Instructions for the task: Look through the listing below and work out how many of its lines hold the word "ylabel". Give only the number.

[Data extracted from a collection]
— START —

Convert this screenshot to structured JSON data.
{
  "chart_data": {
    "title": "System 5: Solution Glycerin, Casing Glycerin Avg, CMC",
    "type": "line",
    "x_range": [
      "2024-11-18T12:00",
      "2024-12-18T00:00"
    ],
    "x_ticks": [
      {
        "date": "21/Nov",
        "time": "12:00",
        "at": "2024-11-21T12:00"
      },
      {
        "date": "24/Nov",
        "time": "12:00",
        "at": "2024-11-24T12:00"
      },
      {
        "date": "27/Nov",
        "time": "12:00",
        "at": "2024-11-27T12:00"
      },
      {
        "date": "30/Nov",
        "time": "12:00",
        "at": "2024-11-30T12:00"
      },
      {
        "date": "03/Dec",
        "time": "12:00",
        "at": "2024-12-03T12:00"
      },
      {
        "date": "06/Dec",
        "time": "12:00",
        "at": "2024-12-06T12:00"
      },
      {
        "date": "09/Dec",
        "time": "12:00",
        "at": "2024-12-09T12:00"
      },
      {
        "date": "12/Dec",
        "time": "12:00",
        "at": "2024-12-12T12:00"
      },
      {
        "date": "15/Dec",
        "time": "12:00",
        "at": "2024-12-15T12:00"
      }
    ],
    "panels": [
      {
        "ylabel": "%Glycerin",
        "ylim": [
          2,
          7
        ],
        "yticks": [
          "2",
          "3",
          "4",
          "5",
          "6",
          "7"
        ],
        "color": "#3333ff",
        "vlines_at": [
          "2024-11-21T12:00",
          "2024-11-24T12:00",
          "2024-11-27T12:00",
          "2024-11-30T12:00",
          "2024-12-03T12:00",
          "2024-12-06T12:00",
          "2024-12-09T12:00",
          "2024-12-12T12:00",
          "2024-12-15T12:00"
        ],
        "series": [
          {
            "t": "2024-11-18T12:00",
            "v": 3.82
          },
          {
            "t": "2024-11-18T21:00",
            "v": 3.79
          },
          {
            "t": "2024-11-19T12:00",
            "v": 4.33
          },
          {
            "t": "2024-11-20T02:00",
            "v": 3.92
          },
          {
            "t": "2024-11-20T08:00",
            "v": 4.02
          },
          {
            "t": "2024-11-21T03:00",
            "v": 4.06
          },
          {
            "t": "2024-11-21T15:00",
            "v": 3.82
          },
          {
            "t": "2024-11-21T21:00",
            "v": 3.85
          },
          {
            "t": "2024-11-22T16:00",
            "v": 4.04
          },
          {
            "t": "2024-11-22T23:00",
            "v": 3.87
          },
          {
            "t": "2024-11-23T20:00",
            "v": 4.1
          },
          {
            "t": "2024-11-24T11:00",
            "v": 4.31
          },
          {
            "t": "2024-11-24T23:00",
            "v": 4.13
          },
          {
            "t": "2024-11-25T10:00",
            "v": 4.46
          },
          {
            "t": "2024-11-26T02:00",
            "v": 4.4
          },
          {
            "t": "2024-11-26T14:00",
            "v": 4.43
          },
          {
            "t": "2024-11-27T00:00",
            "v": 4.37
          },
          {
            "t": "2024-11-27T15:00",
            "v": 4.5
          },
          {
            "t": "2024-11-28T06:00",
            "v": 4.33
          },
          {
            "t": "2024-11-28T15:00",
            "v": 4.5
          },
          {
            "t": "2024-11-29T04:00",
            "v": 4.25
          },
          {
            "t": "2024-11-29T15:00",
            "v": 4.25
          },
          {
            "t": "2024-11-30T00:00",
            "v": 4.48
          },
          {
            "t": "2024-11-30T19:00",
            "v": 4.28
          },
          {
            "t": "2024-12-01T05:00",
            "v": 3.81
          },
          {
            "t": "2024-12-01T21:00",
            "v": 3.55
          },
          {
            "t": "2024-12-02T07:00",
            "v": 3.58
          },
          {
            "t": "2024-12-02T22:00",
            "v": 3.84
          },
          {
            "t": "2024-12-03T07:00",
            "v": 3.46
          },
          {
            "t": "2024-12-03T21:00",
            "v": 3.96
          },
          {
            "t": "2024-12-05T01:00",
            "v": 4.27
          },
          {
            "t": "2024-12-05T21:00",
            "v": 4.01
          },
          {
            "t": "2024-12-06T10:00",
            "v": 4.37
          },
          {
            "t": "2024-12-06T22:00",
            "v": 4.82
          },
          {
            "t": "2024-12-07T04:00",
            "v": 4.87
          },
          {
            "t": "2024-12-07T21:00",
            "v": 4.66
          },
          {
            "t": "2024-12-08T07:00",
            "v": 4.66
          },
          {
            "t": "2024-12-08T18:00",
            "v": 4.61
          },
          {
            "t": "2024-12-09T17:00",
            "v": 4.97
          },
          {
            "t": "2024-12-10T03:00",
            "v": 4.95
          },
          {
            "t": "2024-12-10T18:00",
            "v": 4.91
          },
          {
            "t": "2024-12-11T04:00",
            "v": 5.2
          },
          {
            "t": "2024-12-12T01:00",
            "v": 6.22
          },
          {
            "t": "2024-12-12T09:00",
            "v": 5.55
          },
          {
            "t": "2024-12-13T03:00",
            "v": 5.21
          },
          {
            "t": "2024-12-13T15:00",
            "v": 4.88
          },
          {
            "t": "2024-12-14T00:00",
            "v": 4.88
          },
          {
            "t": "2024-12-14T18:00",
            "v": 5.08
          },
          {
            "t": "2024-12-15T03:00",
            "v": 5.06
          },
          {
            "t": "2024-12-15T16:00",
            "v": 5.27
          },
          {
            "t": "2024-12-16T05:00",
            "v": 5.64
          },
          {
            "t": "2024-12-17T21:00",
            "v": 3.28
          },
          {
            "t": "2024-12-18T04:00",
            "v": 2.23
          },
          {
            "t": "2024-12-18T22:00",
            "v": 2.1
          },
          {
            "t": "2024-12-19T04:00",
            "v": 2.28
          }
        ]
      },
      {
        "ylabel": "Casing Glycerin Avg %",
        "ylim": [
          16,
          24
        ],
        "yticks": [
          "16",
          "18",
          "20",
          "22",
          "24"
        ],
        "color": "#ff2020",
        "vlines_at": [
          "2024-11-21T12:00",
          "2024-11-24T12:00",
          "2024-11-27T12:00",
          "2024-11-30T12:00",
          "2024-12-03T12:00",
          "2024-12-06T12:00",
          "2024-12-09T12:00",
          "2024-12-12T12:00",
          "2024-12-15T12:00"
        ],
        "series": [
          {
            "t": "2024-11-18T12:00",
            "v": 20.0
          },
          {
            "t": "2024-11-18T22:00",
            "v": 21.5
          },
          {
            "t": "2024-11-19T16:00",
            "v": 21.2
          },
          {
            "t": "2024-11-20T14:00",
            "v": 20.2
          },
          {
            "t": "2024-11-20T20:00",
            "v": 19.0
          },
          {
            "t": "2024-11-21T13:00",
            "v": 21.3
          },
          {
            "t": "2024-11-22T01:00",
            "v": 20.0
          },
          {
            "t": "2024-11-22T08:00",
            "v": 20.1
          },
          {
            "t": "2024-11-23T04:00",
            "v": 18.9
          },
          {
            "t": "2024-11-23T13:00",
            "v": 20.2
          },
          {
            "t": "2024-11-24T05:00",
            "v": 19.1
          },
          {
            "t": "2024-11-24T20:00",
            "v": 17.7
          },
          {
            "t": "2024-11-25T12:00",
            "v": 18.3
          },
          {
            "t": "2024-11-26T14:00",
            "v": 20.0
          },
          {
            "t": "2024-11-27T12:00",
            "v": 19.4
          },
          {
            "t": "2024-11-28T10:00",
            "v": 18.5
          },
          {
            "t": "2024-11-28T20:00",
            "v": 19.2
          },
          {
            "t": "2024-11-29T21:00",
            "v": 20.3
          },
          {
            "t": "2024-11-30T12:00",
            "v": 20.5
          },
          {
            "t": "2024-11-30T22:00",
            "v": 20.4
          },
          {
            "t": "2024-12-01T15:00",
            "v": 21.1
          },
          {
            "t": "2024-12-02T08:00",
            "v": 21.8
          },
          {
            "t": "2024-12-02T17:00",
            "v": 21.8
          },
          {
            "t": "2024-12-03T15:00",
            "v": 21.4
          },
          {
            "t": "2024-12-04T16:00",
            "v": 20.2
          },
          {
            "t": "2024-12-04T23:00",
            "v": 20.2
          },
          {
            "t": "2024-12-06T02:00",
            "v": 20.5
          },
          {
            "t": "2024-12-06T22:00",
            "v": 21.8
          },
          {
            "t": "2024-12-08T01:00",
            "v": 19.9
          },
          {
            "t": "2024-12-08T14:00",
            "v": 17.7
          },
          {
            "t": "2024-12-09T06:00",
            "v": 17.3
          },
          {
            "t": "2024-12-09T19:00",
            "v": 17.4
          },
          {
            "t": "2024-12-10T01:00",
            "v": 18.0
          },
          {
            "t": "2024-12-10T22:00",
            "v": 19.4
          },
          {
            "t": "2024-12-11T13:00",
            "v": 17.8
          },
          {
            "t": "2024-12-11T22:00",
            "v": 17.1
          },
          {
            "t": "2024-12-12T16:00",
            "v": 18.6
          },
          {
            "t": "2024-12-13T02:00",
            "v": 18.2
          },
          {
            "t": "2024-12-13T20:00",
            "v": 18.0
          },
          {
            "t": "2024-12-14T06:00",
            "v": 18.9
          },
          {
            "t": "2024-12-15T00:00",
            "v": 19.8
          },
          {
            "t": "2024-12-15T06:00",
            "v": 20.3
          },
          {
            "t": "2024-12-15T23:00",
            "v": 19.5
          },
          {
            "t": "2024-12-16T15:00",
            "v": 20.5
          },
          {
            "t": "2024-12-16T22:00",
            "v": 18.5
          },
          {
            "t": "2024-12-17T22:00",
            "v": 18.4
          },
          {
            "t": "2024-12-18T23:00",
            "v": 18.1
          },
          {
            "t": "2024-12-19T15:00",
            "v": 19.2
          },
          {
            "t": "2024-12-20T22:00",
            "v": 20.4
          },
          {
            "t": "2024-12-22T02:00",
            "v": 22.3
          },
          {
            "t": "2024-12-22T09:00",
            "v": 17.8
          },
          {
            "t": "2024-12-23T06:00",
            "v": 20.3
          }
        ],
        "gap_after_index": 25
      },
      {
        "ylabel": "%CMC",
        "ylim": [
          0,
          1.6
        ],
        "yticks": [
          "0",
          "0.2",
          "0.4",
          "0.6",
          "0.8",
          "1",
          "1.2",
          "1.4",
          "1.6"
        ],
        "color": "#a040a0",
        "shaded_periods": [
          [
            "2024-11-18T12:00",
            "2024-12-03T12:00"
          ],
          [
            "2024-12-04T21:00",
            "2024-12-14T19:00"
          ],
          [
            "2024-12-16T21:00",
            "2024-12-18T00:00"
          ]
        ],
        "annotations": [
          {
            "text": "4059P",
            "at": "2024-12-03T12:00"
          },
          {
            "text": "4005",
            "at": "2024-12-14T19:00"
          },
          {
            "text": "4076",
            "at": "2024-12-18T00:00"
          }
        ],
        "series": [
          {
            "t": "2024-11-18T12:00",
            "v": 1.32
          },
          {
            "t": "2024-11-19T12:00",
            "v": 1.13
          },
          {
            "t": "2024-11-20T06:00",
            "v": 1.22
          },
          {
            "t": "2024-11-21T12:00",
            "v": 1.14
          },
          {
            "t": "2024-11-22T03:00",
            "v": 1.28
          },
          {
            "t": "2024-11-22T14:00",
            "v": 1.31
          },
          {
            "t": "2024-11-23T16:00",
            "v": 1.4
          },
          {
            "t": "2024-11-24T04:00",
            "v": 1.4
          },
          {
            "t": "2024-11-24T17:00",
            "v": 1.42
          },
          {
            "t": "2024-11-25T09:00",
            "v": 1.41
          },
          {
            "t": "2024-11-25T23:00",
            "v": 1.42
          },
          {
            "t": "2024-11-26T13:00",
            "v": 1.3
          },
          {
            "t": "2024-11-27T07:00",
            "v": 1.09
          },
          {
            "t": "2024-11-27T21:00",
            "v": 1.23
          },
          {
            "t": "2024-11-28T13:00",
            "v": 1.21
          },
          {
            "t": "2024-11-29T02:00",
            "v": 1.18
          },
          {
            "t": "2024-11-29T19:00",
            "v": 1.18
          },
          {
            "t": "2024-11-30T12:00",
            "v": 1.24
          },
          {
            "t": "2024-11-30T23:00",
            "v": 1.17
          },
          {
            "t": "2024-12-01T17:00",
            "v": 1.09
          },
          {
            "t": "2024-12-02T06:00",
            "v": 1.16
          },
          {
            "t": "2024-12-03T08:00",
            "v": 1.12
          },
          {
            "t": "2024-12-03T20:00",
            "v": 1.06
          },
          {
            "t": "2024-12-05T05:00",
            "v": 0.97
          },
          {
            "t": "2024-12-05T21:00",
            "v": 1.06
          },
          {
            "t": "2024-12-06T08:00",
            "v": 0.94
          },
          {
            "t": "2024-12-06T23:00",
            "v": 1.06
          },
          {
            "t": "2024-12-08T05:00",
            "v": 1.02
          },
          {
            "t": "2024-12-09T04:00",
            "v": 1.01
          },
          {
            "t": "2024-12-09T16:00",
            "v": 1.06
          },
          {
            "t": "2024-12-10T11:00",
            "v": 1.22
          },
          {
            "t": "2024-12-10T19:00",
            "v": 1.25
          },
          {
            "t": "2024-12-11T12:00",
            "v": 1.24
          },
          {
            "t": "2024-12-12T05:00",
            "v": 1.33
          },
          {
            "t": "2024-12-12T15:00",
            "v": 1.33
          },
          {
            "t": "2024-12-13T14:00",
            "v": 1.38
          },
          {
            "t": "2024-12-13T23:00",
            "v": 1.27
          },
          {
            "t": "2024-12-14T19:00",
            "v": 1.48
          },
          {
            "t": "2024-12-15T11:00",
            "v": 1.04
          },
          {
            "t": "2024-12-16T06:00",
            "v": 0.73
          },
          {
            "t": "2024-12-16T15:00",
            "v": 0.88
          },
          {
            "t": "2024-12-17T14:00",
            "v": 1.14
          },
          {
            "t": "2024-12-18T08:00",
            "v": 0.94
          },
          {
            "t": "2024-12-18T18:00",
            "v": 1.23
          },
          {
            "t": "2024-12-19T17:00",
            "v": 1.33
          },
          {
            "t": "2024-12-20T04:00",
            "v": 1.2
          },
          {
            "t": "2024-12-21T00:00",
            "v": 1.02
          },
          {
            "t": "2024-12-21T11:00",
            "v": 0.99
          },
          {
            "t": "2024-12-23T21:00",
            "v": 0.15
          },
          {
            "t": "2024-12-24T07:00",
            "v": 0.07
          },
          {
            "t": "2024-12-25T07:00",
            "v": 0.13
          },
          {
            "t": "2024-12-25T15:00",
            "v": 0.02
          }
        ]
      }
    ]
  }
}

— END —

Solution for this problem: 3